* _WORK TO BE COMPLETED_
Copy out, unchanged, the lines of the listing from its very first line through the line containing "permissions-select[interactable]: Director [882, 282, 1237, 316]", inclusive.

* _EXERCISE INPUTS_

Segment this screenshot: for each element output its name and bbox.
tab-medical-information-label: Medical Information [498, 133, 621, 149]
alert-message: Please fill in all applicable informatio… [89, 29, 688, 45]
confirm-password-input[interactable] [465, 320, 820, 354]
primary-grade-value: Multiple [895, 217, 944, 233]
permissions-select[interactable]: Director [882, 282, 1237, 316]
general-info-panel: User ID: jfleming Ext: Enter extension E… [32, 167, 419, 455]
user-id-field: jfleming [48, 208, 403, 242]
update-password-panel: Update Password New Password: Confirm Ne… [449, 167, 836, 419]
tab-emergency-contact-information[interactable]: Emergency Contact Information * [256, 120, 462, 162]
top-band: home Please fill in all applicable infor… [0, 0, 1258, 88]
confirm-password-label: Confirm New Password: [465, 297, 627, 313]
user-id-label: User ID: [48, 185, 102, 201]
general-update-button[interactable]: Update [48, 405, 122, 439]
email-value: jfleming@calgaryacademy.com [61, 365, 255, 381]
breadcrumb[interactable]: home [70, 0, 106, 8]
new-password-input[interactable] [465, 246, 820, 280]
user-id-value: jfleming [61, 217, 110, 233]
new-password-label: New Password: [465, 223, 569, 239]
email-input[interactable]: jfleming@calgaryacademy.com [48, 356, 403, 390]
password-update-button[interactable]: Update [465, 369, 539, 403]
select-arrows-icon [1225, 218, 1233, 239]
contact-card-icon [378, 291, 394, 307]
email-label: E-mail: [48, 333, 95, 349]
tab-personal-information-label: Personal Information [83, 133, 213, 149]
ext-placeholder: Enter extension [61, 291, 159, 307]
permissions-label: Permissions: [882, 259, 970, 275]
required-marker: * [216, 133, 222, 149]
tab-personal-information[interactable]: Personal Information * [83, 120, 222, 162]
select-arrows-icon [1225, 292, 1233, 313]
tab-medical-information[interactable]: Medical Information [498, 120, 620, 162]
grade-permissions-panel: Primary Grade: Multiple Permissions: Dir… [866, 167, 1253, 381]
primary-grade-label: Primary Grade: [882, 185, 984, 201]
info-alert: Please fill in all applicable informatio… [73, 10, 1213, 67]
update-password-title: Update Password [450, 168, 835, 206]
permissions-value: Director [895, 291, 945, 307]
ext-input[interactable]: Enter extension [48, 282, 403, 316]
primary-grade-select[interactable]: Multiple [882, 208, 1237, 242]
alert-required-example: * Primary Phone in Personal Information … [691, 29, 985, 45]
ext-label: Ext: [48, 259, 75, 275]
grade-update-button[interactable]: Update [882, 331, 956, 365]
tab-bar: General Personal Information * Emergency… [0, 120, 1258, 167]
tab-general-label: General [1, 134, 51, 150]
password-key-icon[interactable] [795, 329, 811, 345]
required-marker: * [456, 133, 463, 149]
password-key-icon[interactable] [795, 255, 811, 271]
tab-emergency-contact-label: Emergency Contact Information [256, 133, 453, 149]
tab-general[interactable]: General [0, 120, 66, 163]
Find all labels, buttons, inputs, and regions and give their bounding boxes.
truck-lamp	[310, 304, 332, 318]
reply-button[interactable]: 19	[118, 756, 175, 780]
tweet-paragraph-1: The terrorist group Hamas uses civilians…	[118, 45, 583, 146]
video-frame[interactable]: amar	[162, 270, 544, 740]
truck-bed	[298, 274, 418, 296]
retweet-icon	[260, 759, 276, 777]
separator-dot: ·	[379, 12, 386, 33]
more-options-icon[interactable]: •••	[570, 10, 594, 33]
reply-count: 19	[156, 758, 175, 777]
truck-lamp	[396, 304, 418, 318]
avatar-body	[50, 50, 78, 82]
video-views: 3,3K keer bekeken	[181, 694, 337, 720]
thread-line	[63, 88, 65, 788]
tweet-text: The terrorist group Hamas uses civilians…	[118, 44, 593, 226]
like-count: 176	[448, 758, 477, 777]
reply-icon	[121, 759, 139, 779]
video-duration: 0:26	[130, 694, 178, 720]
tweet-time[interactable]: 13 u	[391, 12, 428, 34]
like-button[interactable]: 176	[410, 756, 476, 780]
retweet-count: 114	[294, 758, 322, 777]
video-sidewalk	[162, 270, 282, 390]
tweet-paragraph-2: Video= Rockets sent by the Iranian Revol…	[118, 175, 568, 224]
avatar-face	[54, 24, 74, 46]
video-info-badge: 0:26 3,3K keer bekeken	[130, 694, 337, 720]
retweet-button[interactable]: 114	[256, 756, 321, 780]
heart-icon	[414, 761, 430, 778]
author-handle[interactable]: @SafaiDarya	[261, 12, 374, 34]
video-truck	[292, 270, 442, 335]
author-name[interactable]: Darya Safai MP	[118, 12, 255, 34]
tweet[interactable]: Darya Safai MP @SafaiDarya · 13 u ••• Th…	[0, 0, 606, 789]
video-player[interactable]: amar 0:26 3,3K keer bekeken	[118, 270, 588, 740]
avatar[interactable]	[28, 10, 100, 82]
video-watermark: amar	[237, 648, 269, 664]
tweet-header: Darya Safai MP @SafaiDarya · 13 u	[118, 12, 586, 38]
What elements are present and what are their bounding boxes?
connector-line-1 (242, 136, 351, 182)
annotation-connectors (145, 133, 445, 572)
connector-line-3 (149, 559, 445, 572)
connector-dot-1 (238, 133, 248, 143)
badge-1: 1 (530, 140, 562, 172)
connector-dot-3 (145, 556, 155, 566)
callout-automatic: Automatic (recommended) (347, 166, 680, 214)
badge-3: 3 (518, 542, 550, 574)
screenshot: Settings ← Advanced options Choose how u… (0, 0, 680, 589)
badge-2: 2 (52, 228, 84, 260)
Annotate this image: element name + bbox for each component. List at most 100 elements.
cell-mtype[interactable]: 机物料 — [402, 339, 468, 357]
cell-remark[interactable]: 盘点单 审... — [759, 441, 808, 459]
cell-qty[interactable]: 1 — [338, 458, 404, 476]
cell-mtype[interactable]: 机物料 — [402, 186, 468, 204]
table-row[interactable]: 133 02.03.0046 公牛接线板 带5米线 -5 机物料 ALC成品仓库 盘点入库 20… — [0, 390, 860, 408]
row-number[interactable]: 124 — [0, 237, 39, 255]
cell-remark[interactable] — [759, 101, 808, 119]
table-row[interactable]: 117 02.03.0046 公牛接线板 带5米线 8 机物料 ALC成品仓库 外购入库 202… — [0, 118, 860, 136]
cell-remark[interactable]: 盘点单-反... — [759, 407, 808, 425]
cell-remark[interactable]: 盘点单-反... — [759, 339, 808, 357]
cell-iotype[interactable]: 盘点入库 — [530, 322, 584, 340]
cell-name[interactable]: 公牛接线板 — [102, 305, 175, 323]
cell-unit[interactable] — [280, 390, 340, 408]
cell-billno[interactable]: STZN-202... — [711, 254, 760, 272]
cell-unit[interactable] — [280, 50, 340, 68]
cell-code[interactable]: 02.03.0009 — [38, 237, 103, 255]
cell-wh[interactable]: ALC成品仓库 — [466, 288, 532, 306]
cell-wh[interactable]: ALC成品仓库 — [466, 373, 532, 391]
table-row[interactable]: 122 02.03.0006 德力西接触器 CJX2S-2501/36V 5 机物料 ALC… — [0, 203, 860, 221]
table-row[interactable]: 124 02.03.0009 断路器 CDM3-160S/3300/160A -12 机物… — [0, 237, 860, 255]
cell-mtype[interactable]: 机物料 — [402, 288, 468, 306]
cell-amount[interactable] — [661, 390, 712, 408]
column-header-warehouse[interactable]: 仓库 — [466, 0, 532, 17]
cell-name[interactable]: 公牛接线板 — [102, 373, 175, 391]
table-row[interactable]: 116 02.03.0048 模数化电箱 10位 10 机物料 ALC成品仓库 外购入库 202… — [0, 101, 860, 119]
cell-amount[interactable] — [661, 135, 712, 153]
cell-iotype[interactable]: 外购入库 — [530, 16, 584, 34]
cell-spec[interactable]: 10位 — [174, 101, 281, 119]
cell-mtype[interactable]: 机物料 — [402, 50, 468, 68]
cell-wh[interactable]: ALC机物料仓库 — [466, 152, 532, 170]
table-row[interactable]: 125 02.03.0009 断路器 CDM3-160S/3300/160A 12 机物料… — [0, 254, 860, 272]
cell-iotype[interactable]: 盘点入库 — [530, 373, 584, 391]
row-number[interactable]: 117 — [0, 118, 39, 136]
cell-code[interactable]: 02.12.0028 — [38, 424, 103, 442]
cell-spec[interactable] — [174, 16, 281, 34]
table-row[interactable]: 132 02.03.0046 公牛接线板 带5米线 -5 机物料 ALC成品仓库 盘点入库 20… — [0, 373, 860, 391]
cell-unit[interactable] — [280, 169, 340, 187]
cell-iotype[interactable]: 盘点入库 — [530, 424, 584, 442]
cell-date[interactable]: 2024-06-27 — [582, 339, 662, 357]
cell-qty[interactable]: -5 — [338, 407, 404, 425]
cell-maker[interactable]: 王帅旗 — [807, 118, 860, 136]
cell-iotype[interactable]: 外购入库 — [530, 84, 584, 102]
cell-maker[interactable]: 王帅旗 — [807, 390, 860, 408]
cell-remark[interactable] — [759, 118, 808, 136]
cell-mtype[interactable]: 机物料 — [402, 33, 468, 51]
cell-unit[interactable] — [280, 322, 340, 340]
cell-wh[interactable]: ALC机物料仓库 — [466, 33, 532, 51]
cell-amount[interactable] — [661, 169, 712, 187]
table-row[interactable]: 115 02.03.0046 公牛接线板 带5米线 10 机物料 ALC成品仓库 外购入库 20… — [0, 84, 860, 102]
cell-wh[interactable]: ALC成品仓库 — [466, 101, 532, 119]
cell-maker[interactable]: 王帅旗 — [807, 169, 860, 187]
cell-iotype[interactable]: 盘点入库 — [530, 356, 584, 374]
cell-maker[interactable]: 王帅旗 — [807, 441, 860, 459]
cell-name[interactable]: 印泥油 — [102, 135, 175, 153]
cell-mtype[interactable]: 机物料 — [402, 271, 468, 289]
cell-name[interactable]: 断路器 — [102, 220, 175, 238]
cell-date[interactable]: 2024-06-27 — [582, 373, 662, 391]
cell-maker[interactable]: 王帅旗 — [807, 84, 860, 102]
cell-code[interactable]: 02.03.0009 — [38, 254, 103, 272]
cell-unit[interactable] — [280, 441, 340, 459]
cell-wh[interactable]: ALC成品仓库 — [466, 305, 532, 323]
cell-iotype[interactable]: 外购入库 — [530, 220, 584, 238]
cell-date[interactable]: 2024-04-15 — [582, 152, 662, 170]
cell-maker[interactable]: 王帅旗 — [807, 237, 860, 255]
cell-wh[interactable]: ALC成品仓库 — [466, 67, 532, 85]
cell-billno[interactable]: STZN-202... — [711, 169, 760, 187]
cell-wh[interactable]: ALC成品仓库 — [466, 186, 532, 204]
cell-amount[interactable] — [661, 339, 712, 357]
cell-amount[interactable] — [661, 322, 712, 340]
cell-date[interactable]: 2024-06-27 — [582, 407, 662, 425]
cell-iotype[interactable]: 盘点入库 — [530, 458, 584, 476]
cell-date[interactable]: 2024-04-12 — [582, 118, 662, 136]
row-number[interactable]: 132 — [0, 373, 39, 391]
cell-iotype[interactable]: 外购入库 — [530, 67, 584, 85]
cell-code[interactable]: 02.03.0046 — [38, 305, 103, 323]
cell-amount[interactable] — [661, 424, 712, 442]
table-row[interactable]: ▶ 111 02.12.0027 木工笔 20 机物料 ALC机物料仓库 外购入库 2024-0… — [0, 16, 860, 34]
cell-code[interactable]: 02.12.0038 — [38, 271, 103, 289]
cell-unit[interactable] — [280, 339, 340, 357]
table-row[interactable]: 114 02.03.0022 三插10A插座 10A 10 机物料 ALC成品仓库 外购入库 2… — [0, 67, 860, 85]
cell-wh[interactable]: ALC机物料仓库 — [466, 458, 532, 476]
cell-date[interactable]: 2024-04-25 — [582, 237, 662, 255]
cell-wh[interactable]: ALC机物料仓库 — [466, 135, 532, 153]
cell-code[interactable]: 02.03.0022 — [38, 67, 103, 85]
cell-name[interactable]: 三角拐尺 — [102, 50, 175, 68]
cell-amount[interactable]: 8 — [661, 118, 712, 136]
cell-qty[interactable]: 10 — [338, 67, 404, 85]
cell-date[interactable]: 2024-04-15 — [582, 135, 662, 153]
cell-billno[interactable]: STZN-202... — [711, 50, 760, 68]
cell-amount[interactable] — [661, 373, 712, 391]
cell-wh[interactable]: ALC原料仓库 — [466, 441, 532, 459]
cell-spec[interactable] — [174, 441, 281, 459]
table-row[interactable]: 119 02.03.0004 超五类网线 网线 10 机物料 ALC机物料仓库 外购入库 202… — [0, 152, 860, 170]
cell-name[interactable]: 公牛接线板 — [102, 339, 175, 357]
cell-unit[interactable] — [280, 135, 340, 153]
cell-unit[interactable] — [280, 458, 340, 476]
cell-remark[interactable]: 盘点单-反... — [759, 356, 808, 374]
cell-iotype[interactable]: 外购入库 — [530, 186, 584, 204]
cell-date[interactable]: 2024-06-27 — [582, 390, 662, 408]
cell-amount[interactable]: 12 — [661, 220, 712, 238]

* _THE COMPLETED TASK_
Segment this screenshot: for each element output its name and bbox.
tab-medical-information-label: Medical Information [498, 133, 621, 149]
alert-message: Please fill in all applicable informatio… [89, 29, 688, 45]
confirm-password-input[interactable] [465, 320, 820, 354]
primary-grade-value: Multiple [895, 217, 944, 233]
permissions-select[interactable]: Director [882, 282, 1237, 316]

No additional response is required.